### THE EXERCISE
Copy out every one of the entries below word for word, keeping each line as it stands.

****

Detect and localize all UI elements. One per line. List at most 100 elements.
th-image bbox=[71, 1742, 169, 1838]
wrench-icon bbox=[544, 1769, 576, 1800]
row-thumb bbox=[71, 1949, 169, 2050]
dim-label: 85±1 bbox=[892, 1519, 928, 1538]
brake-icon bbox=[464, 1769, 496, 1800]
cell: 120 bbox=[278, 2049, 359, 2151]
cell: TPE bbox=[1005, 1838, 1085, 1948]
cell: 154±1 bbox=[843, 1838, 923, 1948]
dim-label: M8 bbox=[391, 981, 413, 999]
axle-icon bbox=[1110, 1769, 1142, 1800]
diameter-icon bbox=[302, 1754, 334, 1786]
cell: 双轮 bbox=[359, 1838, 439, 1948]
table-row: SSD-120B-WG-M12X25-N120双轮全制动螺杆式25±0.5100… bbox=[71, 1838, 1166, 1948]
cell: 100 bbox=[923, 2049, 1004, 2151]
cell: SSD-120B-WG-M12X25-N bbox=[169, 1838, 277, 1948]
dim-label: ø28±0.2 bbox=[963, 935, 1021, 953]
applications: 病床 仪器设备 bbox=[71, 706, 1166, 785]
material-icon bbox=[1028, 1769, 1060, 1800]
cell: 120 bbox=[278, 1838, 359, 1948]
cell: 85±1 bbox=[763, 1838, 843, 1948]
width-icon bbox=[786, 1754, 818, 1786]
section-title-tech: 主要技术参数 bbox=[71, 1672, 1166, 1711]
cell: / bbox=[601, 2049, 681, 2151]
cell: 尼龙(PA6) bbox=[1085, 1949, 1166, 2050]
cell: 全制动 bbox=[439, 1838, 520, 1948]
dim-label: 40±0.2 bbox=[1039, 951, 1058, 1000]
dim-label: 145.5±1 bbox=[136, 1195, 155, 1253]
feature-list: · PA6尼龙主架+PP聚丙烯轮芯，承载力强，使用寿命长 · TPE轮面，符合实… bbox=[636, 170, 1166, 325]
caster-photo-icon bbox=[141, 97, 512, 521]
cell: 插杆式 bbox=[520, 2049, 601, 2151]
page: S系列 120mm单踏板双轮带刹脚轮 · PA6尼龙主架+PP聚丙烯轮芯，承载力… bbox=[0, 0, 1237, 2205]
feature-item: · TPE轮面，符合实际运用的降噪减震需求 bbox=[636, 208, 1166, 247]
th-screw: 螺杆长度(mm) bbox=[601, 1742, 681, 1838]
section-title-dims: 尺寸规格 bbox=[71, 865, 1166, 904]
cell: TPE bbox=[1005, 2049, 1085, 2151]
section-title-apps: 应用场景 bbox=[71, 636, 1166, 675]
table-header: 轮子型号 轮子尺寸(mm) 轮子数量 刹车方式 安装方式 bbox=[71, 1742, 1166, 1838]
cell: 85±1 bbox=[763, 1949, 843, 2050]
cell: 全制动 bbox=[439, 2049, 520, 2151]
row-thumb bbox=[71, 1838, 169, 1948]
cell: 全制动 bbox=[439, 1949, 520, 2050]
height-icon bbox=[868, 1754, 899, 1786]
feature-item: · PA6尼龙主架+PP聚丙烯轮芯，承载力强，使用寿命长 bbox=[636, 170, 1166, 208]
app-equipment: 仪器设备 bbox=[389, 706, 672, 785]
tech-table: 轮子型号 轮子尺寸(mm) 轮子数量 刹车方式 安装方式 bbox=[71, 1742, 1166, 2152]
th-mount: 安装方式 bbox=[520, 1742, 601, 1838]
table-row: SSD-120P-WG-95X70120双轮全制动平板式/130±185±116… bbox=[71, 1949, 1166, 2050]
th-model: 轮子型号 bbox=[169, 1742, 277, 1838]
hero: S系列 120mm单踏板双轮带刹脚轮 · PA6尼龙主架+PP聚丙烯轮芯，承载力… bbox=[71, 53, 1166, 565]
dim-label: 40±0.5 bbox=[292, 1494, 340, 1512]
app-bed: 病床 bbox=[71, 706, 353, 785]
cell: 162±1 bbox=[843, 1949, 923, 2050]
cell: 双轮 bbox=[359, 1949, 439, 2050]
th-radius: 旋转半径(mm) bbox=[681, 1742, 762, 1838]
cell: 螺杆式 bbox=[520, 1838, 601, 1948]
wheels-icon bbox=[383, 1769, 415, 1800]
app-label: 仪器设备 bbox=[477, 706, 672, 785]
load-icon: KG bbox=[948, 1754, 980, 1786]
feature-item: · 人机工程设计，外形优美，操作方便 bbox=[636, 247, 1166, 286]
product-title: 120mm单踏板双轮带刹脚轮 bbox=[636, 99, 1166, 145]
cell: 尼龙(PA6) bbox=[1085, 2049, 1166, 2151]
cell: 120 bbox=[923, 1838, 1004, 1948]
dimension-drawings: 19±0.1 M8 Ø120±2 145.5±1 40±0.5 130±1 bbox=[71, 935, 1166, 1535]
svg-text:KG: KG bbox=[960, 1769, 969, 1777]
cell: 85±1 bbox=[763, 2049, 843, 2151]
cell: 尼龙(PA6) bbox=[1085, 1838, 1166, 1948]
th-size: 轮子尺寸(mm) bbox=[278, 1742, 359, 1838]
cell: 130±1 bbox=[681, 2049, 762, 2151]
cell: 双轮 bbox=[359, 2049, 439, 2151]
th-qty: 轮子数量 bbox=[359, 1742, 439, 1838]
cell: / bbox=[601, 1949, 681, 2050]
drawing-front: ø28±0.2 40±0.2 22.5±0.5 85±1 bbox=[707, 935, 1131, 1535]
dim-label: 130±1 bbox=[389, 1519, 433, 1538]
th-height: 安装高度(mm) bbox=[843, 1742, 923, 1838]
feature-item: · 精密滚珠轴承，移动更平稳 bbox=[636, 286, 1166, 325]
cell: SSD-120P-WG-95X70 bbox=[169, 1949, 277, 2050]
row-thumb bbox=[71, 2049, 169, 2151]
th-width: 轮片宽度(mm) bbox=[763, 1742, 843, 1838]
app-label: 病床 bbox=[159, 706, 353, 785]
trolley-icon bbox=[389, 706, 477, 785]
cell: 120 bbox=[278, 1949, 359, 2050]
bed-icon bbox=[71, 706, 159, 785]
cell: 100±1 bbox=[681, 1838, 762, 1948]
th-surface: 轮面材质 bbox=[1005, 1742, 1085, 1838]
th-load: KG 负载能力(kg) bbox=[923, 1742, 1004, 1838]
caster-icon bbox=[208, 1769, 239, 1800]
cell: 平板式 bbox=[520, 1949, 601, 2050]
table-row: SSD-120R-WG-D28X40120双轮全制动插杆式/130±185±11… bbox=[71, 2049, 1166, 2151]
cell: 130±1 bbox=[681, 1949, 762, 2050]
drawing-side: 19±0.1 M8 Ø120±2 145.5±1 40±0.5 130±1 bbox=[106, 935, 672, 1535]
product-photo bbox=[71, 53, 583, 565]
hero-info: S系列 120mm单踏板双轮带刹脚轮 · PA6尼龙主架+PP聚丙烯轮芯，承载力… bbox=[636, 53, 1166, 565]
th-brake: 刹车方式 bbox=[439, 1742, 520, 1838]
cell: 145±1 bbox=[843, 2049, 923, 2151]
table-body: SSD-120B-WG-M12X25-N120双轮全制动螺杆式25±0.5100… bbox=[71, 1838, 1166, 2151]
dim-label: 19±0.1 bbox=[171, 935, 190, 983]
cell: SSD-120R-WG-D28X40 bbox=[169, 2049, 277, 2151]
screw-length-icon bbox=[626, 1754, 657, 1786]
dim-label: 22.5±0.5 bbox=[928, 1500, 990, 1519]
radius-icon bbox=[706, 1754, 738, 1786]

****

### WRITTEN SOLUTION
Detect and localize all UI elements. One per line. List at most 100 elements.
th-image bbox=[71, 1742, 169, 1838]
wrench-icon bbox=[544, 1769, 576, 1800]
row-thumb bbox=[71, 1949, 169, 2050]
dim-label: 85±1 bbox=[892, 1519, 928, 1538]
brake-icon bbox=[464, 1769, 496, 1800]
cell: 120 bbox=[278, 2049, 359, 2151]
cell: TPE bbox=[1005, 1838, 1085, 1948]
cell: 154±1 bbox=[843, 1838, 923, 1948]
dim-label: M8 bbox=[391, 981, 413, 999]
axle-icon bbox=[1110, 1769, 1142, 1800]
diameter-icon bbox=[302, 1754, 334, 1786]
cell: 双轮 bbox=[359, 1838, 439, 1948]
table-row: SSD-120B-WG-M12X25-N120双轮全制动螺杆式25±0.5100… bbox=[71, 1838, 1166, 1948]
cell: 100 bbox=[923, 2049, 1004, 2151]
cell: SSD-120B-WG-M12X25-N bbox=[169, 1838, 277, 1948]
dim-label: ø28±0.2 bbox=[963, 935, 1021, 953]
applications: 病床 仪器设备 bbox=[71, 706, 1166, 785]
material-icon bbox=[1028, 1769, 1060, 1800]
cell: 120 bbox=[278, 1838, 359, 1948]
cell: 85±1 bbox=[763, 1838, 843, 1948]
width-icon bbox=[786, 1754, 818, 1786]
section-title-tech: 主要技术参数 bbox=[71, 1672, 1166, 1711]
cell: / bbox=[601, 2049, 681, 2151]
cell: 尼龙(PA6) bbox=[1085, 1949, 1166, 2050]
cell: 全制动 bbox=[439, 1838, 520, 1948]
dim-label: 40±0.2 bbox=[1039, 951, 1058, 1000]
dim-label: 145.5±1 bbox=[136, 1195, 155, 1253]
feature-list: · PA6尼龙主架+PP聚丙烯轮芯，承载力强，使用寿命长 · TPE轮面，符合实… bbox=[636, 170, 1166, 325]
caster-photo-icon bbox=[141, 97, 512, 521]
cell: 插杆式 bbox=[520, 2049, 601, 2151]
page: S系列 120mm单踏板双轮带刹脚轮 · PA6尼龙主架+PP聚丙烯轮芯，承载力… bbox=[0, 0, 1237, 2205]
feature-item: · TPE轮面，符合实际运用的降噪减震需求 bbox=[636, 208, 1166, 247]
th-screw: 螺杆长度(mm) bbox=[601, 1742, 681, 1838]
section-title-dims: 尺寸规格 bbox=[71, 865, 1166, 904]
cell: TPE bbox=[1005, 2049, 1085, 2151]
section-title-apps: 应用场景 bbox=[71, 636, 1166, 675]
table-header: 轮子型号 轮子尺寸(mm) 轮子数量 刹车方式 安装方式 bbox=[71, 1742, 1166, 1838]
cell: 85±1 bbox=[763, 1949, 843, 2050]
cell: 全制动 bbox=[439, 2049, 520, 2151]
row-thumb bbox=[71, 1838, 169, 1948]
cell: 全制动 bbox=[439, 1949, 520, 2050]
height-icon bbox=[868, 1754, 899, 1786]
feature-item: · PA6尼龙主架+PP聚丙烯轮芯，承载力强，使用寿命长 bbox=[636, 170, 1166, 208]
app-equipment: 仪器设备 bbox=[389, 706, 672, 785]
tech-table: 轮子型号 轮子尺寸(mm) 轮子数量 刹车方式 安装方式 bbox=[71, 1742, 1166, 2152]
th-mount: 安装方式 bbox=[520, 1742, 601, 1838]
table-row: SSD-120P-WG-95X70120双轮全制动平板式/130±185±116… bbox=[71, 1949, 1166, 2050]
th-model: 轮子型号 bbox=[169, 1742, 277, 1838]
hero: S系列 120mm单踏板双轮带刹脚轮 · PA6尼龙主架+PP聚丙烯轮芯，承载力… bbox=[71, 53, 1166, 565]
dim-label: 40±0.5 bbox=[292, 1494, 340, 1512]
app-bed: 病床 bbox=[71, 706, 353, 785]
cell: 162±1 bbox=[843, 1949, 923, 2050]
cell: 双轮 bbox=[359, 1949, 439, 2050]
th-radius: 旋转半径(mm) bbox=[681, 1742, 762, 1838]
cell: 螺杆式 bbox=[520, 1838, 601, 1948]
wheels-icon bbox=[383, 1769, 415, 1800]
app-label: 仪器设备 bbox=[477, 706, 672, 785]
load-icon: KG bbox=[948, 1754, 980, 1786]
feature-item: · 人机工程设计，外形优美，操作方便 bbox=[636, 247, 1166, 286]
product-title: 120mm单踏板双轮带刹脚轮 bbox=[636, 99, 1166, 145]
cell: 尼龙(PA6) bbox=[1085, 2049, 1166, 2151]
cell: 120 bbox=[923, 1838, 1004, 1948]
dimension-drawings: 19±0.1 M8 Ø120±2 145.5±1 40±0.5 130±1 bbox=[71, 935, 1166, 1535]
svg-text:KG: KG bbox=[960, 1769, 969, 1777]
cell: 85±1 bbox=[763, 2049, 843, 2151]
cell: 尼龙(PA6) bbox=[1085, 1838, 1166, 1948]
th-size: 轮子尺寸(mm) bbox=[278, 1742, 359, 1838]
cell: 130±1 bbox=[681, 2049, 762, 2151]
cell: 双轮 bbox=[359, 2049, 439, 2151]
th-qty: 轮子数量 bbox=[359, 1742, 439, 1838]
cell: / bbox=[601, 1949, 681, 2050]
drawing-front: ø28±0.2 40±0.2 22.5±0.5 85±1 bbox=[707, 935, 1131, 1535]
dim-label: 130±1 bbox=[389, 1519, 433, 1538]
th-height: 安装高度(mm) bbox=[843, 1742, 923, 1838]
feature-item: · 精密滚珠轴承，移动更平稳 bbox=[636, 286, 1166, 325]
cell: SSD-120P-WG-95X70 bbox=[169, 1949, 277, 2050]
row-thumb bbox=[71, 2049, 169, 2151]
th-width: 轮片宽度(mm) bbox=[763, 1742, 843, 1838]
app-label: 病床 bbox=[159, 706, 353, 785]
trolley-icon bbox=[389, 706, 477, 785]
cell: 120 bbox=[278, 1949, 359, 2050]
bed-icon bbox=[71, 706, 159, 785]
cell: 100±1 bbox=[681, 1838, 762, 1948]
th-surface: 轮面材质 bbox=[1005, 1742, 1085, 1838]
th-load: KG 负载能力(kg) bbox=[923, 1742, 1004, 1838]
caster-icon bbox=[208, 1769, 239, 1800]
cell: 平板式 bbox=[520, 1949, 601, 2050]
table-row: SSD-120R-WG-D28X40120双轮全制动插杆式/130±185±11… bbox=[71, 2049, 1166, 2151]
cell: 130±1 bbox=[681, 1949, 762, 2050]
drawing-side: 19±0.1 M8 Ø120±2 145.5±1 40±0.5 130±1 bbox=[106, 935, 672, 1535]
product-photo bbox=[71, 53, 583, 565]
hero-info: S系列 120mm单踏板双轮带刹脚轮 · PA6尼龙主架+PP聚丙烯轮芯，承载力… bbox=[636, 53, 1166, 565]
th-brake: 刹车方式 bbox=[439, 1742, 520, 1838]
cell: 145±1 bbox=[843, 2049, 923, 2151]
table-body: SSD-120B-WG-M12X25-N120双轮全制动螺杆式25±0.5100… bbox=[71, 1838, 1166, 2151]
dim-label: 19±0.1 bbox=[171, 935, 190, 983]
cell: SSD-120R-WG-D28X40 bbox=[169, 2049, 277, 2151]
screw-length-icon bbox=[626, 1754, 657, 1786]
dim-label: 22.5±0.5 bbox=[928, 1500, 990, 1519]
radius-icon bbox=[706, 1754, 738, 1786]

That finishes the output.